#### Okunacak Metin
3.2.3. Şerhin Fıkhî Yönü

Hz. Peygamberin insanlara hac etmelerini emretmesi (Buhârî, İ’tisâm, 2;

Müslim, Fezâil, 130) üzerine Akra’ b. Hâbis her sene mi yapılacağını sormuştur.

Buradan hareketle usulcüler emrin tekrar edilip edilmesini tartışmışlar, bir kısmı tekrara gerek olmadığını söylerken diğer bir kısmı ise gerekli görmüştür. İbn Dakîki’l- Îd de emrin tekrarını gerekli görmemiştir. O, bu hadisin Hz. Peygamber’in ahkâm konusunda içtihat ettiği ve bu hususta vahyin de şart olarak ileri sürülemeyeceği noktasında Ehl-i sünnet mezhepleri için delil niteliği taşıdığına dikkat çekmiştir. (İbn Dakîki’l-Îd, 2009, s.38-9).
########
#### Çıkarılan Veriler
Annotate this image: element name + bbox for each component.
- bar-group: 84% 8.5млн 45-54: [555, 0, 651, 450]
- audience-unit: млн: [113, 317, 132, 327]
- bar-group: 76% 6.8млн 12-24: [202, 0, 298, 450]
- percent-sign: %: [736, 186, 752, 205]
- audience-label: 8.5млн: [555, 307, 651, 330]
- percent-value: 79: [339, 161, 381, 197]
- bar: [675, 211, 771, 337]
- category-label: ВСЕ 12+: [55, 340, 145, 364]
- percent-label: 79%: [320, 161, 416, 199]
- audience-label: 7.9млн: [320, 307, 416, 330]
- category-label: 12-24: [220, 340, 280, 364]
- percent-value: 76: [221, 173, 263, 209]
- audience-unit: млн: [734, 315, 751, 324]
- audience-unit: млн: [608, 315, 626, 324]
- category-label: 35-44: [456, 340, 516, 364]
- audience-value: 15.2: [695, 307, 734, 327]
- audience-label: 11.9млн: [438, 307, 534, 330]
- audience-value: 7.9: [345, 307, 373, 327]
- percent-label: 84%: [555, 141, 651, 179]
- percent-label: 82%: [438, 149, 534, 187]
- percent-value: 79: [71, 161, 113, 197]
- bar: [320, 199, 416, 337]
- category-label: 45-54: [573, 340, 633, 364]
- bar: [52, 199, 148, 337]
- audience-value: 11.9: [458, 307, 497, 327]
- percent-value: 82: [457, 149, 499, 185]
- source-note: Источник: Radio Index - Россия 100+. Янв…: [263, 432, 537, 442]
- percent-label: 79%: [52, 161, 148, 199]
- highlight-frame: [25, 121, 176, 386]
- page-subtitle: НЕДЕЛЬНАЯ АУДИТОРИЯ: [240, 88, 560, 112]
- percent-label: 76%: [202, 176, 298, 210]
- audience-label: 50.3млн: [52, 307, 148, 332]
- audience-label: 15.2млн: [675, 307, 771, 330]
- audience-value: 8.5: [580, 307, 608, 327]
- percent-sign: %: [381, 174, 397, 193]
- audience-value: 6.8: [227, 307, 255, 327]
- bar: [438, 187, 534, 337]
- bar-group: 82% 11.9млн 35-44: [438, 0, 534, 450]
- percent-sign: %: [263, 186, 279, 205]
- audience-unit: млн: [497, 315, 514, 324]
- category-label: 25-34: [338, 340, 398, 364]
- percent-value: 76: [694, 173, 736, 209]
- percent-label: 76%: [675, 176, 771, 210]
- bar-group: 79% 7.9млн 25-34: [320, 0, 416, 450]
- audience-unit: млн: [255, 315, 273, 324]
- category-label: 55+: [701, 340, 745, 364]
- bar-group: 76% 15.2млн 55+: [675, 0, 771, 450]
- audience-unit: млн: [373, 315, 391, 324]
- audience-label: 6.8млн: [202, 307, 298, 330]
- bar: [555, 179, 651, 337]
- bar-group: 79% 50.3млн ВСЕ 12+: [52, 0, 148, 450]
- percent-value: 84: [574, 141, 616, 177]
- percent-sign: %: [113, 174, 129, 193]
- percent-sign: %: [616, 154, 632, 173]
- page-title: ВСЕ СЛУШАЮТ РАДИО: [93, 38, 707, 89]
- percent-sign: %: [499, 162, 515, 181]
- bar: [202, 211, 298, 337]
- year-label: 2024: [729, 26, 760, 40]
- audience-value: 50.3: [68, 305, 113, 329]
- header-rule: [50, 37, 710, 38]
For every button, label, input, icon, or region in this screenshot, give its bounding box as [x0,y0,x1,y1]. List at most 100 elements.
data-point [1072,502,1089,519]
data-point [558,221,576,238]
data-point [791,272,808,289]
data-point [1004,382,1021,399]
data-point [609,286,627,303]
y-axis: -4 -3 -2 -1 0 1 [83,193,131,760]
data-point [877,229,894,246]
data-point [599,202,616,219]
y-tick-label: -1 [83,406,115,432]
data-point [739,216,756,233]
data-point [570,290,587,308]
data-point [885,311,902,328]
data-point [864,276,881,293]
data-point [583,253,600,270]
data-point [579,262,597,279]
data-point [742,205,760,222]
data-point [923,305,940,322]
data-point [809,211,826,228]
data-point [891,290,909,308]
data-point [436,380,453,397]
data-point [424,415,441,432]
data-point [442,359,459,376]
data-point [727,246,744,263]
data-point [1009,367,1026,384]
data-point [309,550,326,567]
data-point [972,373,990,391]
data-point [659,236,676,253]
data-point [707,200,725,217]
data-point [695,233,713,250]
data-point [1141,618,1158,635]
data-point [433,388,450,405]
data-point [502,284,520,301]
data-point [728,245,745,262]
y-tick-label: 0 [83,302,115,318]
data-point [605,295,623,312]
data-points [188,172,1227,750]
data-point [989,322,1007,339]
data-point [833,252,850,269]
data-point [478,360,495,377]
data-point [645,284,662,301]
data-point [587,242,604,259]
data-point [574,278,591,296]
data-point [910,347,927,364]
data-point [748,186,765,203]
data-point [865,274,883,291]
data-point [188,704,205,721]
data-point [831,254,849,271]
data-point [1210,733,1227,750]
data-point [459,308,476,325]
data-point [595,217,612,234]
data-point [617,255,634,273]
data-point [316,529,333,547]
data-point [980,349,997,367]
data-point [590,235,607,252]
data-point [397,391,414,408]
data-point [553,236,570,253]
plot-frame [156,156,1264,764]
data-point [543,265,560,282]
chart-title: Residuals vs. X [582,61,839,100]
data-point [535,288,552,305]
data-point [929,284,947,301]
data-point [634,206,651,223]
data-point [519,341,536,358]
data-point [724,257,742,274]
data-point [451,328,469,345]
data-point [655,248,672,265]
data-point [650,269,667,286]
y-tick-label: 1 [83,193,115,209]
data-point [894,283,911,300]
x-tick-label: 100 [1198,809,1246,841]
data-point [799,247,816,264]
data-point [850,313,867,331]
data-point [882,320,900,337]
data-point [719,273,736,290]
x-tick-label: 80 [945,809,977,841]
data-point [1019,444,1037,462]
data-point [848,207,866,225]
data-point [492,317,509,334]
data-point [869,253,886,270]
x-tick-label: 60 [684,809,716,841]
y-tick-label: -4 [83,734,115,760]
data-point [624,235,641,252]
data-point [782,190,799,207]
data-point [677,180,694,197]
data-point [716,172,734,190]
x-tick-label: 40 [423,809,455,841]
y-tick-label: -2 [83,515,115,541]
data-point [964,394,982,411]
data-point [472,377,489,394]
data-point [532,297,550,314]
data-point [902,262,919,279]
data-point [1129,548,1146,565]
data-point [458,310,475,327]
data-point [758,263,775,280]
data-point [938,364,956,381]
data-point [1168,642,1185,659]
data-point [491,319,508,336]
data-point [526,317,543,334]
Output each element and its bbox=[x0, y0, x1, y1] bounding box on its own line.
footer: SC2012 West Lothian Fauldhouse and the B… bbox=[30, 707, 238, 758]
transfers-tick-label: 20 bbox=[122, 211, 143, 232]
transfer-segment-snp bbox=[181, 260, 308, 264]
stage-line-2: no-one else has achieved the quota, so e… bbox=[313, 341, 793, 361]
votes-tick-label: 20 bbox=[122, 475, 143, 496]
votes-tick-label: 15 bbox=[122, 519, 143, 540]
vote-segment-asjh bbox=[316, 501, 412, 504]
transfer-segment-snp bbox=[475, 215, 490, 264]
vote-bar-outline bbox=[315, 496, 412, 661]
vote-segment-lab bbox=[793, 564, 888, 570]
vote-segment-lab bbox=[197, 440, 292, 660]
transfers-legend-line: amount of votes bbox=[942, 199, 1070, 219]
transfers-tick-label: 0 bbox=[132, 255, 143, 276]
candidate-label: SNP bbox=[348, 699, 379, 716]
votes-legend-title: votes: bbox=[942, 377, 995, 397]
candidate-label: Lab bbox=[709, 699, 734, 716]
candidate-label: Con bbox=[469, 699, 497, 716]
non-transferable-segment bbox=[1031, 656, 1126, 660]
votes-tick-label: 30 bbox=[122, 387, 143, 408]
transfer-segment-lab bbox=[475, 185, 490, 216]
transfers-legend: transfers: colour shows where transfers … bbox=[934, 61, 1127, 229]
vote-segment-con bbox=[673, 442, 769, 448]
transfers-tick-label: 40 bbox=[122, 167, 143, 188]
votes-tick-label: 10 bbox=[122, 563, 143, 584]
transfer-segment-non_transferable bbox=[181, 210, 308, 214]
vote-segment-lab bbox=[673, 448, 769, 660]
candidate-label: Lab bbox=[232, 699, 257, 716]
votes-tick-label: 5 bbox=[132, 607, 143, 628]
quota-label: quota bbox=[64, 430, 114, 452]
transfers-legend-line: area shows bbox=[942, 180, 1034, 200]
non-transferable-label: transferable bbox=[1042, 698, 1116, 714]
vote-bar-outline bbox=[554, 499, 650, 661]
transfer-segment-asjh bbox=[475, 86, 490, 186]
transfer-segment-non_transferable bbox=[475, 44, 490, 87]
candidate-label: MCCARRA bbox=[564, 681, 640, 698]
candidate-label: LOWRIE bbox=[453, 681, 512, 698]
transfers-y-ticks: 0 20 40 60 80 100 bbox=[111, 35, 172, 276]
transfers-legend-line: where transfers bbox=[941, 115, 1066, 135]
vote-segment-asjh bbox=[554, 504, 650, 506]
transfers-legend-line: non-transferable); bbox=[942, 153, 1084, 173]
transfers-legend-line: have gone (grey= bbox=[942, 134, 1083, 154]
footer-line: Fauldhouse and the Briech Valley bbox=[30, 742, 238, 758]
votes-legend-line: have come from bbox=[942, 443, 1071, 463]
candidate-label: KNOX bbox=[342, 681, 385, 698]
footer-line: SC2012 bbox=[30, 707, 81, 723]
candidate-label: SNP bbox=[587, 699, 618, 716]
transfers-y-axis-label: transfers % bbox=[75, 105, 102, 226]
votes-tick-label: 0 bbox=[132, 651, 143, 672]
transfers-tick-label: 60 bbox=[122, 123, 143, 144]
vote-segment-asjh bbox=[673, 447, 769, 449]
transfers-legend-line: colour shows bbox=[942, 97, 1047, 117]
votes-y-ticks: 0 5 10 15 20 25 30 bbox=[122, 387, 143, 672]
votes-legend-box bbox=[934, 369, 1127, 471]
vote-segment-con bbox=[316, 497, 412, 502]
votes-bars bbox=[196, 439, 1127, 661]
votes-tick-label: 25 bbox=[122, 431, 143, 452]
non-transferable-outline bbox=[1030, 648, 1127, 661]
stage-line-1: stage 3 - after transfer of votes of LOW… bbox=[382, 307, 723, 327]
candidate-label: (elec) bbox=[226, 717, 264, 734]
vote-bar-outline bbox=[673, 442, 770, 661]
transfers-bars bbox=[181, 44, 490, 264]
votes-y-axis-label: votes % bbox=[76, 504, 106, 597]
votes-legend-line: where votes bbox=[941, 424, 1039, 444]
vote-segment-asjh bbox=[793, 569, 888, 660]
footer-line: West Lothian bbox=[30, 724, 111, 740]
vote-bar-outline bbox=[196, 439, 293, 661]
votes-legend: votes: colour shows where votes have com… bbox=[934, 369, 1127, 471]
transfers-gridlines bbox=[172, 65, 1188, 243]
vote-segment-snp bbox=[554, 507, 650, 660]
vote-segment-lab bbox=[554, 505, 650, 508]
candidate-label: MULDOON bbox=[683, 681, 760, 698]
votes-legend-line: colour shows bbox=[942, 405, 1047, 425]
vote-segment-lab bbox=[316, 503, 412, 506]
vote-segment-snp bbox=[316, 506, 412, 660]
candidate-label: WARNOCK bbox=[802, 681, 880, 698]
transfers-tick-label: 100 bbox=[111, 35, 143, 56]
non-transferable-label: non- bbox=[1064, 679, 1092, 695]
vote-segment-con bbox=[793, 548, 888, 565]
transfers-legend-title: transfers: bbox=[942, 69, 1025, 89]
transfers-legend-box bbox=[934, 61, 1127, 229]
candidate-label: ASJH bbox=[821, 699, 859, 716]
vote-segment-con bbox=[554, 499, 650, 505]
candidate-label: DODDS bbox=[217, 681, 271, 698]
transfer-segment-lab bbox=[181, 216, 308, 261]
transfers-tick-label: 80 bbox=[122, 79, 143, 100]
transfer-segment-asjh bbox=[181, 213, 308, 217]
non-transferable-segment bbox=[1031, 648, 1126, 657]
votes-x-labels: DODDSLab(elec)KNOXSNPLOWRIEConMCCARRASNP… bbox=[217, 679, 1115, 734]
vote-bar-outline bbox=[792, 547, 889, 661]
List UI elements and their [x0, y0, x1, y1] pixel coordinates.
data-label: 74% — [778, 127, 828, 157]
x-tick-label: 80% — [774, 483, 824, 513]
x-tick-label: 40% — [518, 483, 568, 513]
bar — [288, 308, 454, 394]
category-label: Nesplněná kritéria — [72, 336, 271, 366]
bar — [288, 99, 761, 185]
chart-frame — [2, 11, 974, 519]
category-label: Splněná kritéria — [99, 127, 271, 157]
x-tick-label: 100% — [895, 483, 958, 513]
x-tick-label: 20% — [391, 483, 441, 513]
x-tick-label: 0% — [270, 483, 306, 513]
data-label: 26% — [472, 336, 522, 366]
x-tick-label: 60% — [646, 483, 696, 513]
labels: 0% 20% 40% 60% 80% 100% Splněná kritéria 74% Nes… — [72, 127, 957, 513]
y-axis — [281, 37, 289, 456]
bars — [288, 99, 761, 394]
########
**Yönerge**
Okunacak metne dayanarak şu soruları yanıtlayın:
(a) Hz. Peygamber insanlara neyi yapmalarını emretmiştir?
(b) Akra' b. Hâbis bu emir üzerine ne sormuştur?
(c) İbn Dakîki'l-Îd emrin tekrarı konusunda nasıl bir görüş benimsemiştir?

**Çözüm**
(a) Hac etmelerini emretmiştir.
(b) Haccın her sene mi yapılacağını sormuştur.
(c) Emrin tekrarını gerekli görmemiştir.